**Material shown**
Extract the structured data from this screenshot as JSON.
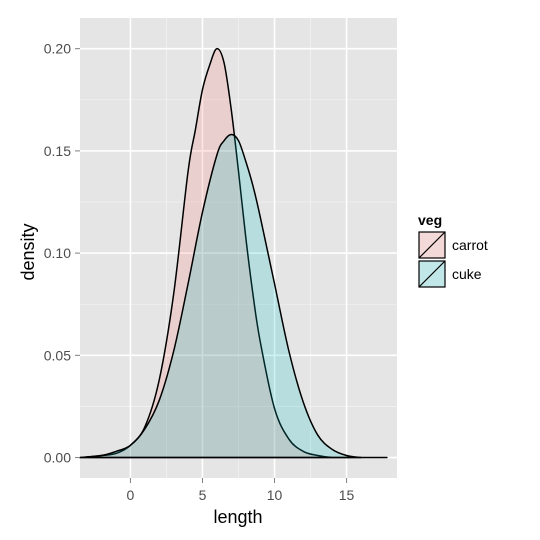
{
  "chart_data": {
    "type": "area",
    "subtype": "density",
    "title": "",
    "xlabel": "length",
    "ylabel": "density",
    "xlim": [
      -3.5,
      18.5
    ],
    "ylim": [
      -0.01,
      0.215
    ],
    "x_ticks": [
      0,
      5,
      10,
      15
    ],
    "x_tick_labels": [
      "0",
      "5",
      "10",
      "15"
    ],
    "y_ticks": [
      0.0,
      0.05,
      0.1,
      0.15,
      0.2
    ],
    "y_tick_labels": [
      "0.00",
      "0.05",
      "0.10",
      "0.15",
      "0.20"
    ],
    "grid": true,
    "legend": {
      "title": "veg",
      "placement": "right"
    },
    "series": [
      {
        "name": "carrot",
        "fill": "#f8766d",
        "x": [
          -3.5,
          -2,
          -1,
          0,
          1,
          2,
          3,
          4,
          4.5,
          5,
          5.5,
          6,
          6.5,
          7,
          7.5,
          8,
          8.5,
          9,
          10,
          11,
          12,
          13,
          14,
          15,
          16
        ],
        "y": [
          0.0,
          0.001,
          0.002,
          0.006,
          0.015,
          0.038,
          0.08,
          0.14,
          0.16,
          0.18,
          0.192,
          0.2,
          0.193,
          0.17,
          0.14,
          0.108,
          0.08,
          0.057,
          0.024,
          0.009,
          0.003,
          0.001,
          0.0,
          0.0,
          0.0
        ]
      },
      {
        "name": "cuke",
        "fill": "#00bfc4",
        "x": [
          -3.5,
          -2,
          -1,
          0,
          1,
          2,
          3,
          4,
          5,
          6,
          6.5,
          7,
          7.5,
          8,
          8.5,
          9,
          10,
          11,
          12,
          13,
          14,
          15,
          16,
          17,
          17.8
        ],
        "y": [
          0.0,
          0.001,
          0.003,
          0.006,
          0.014,
          0.028,
          0.052,
          0.085,
          0.12,
          0.148,
          0.155,
          0.158,
          0.155,
          0.145,
          0.133,
          0.118,
          0.085,
          0.052,
          0.027,
          0.011,
          0.004,
          0.001,
          0.0,
          0.0,
          0.0
        ]
      }
    ]
  }
}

**Written request**
Reproduce each entry verbatim, excluding any embedded images.

**Task output**
Extract the structured data from this screenshot as JSON.
{
  "chart_data": {
    "type": "area",
    "subtype": "density",
    "title": "",
    "xlabel": "length",
    "ylabel": "density",
    "xlim": [
      -3.5,
      18.5
    ],
    "ylim": [
      -0.01,
      0.215
    ],
    "x_ticks": [
      0,
      5,
      10,
      15
    ],
    "x_tick_labels": [
      "0",
      "5",
      "10",
      "15"
    ],
    "y_ticks": [
      0.0,
      0.05,
      0.1,
      0.15,
      0.2
    ],
    "y_tick_labels": [
      "0.00",
      "0.05",
      "0.10",
      "0.15",
      "0.20"
    ],
    "grid": true,
    "legend": {
      "title": "veg",
      "placement": "right"
    },
    "series": [
      {
        "name": "carrot",
        "fill": "#f8766d",
        "x": [
          -3.5,
          -2,
          -1,
          0,
          1,
          2,
          3,
          4,
          4.5,
          5,
          5.5,
          6,
          6.5,
          7,
          7.5,
          8,
          8.5,
          9,
          10,
          11,
          12,
          13,
          14,
          15,
          16
        ],
        "y": [
          0.0,
          0.001,
          0.002,
          0.006,
          0.015,
          0.038,
          0.08,
          0.14,
          0.16,
          0.18,
          0.192,
          0.2,
          0.193,
          0.17,
          0.14,
          0.108,
          0.08,
          0.057,
          0.024,
          0.009,
          0.003,
          0.001,
          0.0,
          0.0,
          0.0
        ]
      },
      {
        "name": "cuke",
        "fill": "#00bfc4",
        "x": [
          -3.5,
          -2,
          -1,
          0,
          1,
          2,
          3,
          4,
          5,
          6,
          6.5,
          7,
          7.5,
          8,
          8.5,
          9,
          10,
          11,
          12,
          13,
          14,
          15,
          16,
          17,
          17.8
        ],
        "y": [
          0.0,
          0.001,
          0.003,
          0.006,
          0.014,
          0.028,
          0.052,
          0.085,
          0.12,
          0.148,
          0.155,
          0.158,
          0.155,
          0.145,
          0.133,
          0.118,
          0.085,
          0.052,
          0.027,
          0.011,
          0.004,
          0.001,
          0.0,
          0.0,
          0.0
        ]
      }
    ]
  }
}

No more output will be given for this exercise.